Records contained in a dataset
---------------

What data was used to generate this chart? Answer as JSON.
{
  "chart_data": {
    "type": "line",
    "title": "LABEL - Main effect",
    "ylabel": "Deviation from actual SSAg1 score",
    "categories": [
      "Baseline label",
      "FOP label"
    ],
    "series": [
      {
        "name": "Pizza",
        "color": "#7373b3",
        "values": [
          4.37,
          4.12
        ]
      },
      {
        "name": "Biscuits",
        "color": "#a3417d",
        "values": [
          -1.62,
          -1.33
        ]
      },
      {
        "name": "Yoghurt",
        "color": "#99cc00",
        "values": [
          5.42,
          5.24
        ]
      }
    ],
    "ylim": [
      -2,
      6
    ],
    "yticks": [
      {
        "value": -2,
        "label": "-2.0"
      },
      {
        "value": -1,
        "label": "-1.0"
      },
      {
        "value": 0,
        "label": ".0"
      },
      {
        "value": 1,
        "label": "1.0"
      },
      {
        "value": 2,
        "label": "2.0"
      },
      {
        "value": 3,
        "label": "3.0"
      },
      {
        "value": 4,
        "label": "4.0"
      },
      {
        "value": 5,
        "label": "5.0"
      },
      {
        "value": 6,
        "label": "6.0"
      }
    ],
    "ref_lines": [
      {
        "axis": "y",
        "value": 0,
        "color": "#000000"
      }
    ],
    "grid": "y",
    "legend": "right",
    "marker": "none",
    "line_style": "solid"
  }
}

---------------

Problem:
Repeat the records above exactly as they appear.

Problem solution:
What data was used to generate this chart? Answer as JSON.
{
  "chart_data": {
    "type": "line",
    "title": "LABEL - Main effect",
    "ylabel": "Deviation from actual SSAg1 score",
    "categories": [
      "Baseline label",
      "FOP label"
    ],
    "series": [
      {
        "name": "Pizza",
        "color": "#7373b3",
        "values": [
          4.37,
          4.12
        ]
      },
      {
        "name": "Biscuits",
        "color": "#a3417d",
        "values": [
          -1.62,
          -1.33
        ]
      },
      {
        "name": "Yoghurt",
        "color": "#99cc00",
        "values": [
          5.42,
          5.24
        ]
      }
    ],
    "ylim": [
      -2,
      6
    ],
    "yticks": [
      {
        "value": -2,
        "label": "-2.0"
      },
      {
        "value": -1,
        "label": "-1.0"
      },
      {
        "value": 0,
        "label": ".0"
      },
      {
        "value": 1,
        "label": "1.0"
      },
      {
        "value": 2,
        "label": "2.0"
      },
      {
        "value": 3,
        "label": "3.0"
      },
      {
        "value": 4,
        "label": "4.0"
      },
      {
        "value": 5,
        "label": "5.0"
      },
      {
        "value": 6,
        "label": "6.0"
      }
    ],
    "ref_lines": [
      {
        "axis": "y",
        "value": 0,
        "color": "#000000"
      }
    ],
    "grid": "y",
    "legend": "right",
    "marker": "none",
    "line_style": "solid"
  }
}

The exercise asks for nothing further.